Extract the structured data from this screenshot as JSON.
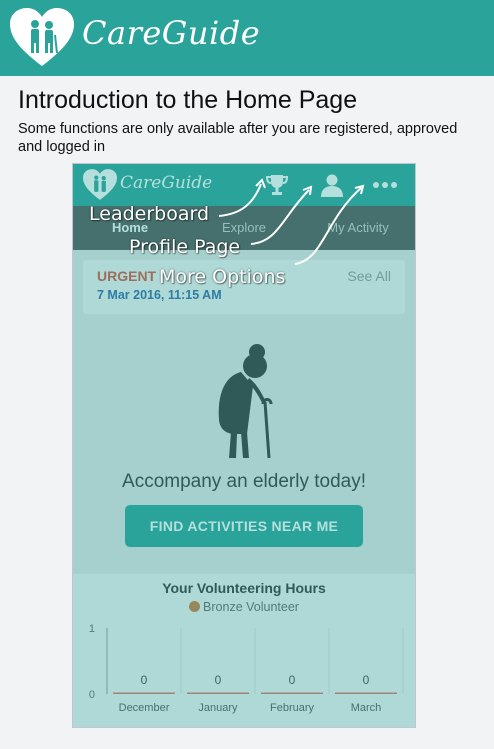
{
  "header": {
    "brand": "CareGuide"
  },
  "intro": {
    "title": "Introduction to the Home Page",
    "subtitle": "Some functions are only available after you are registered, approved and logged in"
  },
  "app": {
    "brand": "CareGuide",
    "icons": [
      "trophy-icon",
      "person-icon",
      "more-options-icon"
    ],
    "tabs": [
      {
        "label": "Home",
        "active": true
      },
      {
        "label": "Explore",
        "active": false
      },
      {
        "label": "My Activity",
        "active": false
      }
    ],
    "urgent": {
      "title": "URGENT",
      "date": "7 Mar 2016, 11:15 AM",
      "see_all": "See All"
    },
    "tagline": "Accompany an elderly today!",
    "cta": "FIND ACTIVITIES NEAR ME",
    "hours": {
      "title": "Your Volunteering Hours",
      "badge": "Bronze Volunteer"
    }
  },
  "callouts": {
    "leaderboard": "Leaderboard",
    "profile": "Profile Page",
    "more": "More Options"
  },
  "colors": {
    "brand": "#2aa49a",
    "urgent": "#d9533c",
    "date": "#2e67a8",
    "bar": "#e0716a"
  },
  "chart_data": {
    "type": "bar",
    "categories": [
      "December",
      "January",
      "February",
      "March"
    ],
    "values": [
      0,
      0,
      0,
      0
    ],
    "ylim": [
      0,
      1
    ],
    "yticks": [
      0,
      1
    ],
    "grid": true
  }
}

◇ ◇ ◇ ◇ ◇

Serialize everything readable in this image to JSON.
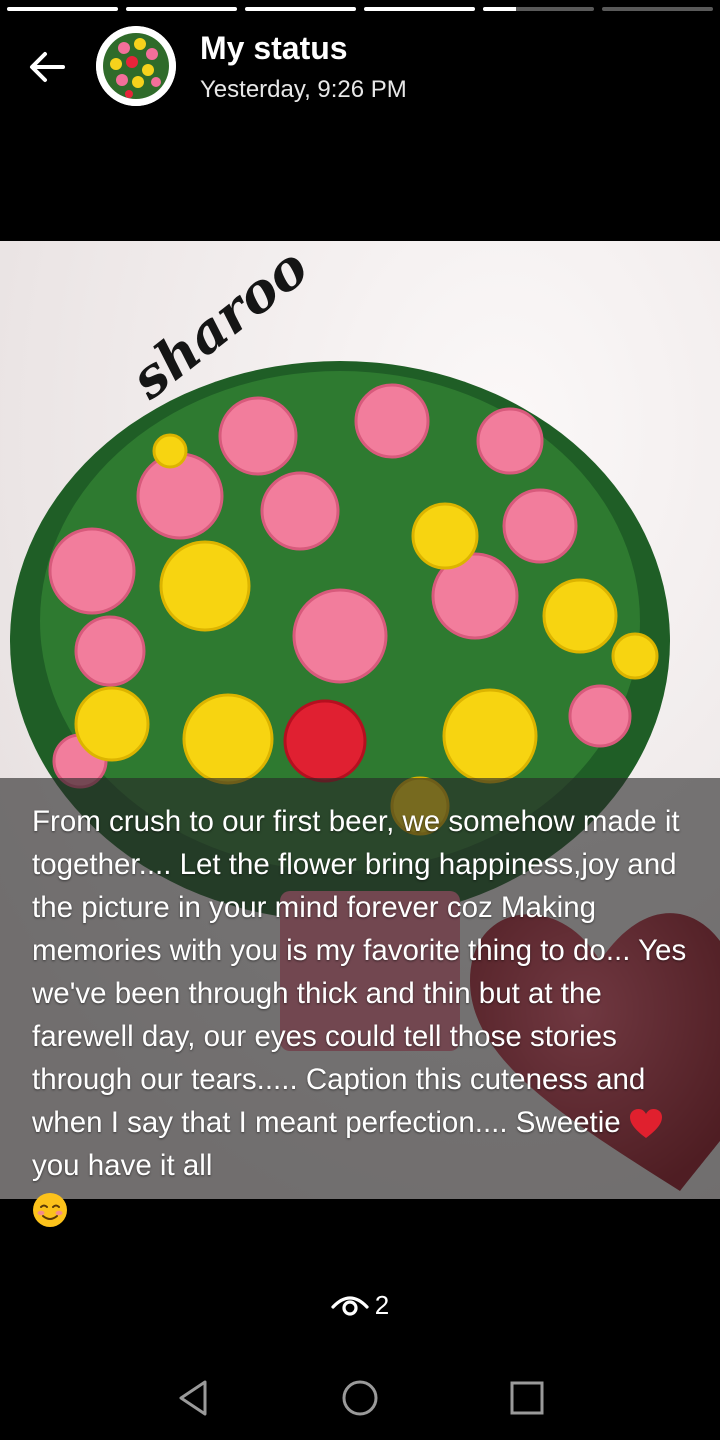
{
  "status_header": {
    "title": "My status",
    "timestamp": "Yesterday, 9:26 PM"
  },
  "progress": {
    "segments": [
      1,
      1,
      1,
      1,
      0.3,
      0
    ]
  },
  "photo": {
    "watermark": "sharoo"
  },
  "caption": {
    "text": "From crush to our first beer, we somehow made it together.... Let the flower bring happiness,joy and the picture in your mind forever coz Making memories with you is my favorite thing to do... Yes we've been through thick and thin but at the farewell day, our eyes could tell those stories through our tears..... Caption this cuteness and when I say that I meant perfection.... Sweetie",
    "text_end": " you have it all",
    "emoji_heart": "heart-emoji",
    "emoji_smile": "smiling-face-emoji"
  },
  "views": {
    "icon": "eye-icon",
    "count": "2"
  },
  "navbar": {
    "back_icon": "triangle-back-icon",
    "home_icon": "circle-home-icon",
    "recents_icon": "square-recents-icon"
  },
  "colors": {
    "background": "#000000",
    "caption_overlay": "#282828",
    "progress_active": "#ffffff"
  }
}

◇ ◇ ◇ ◇ ◇

Go through the entries and return each line where the word "more" appears.

      "more-options-icon"
    "more": "More Options"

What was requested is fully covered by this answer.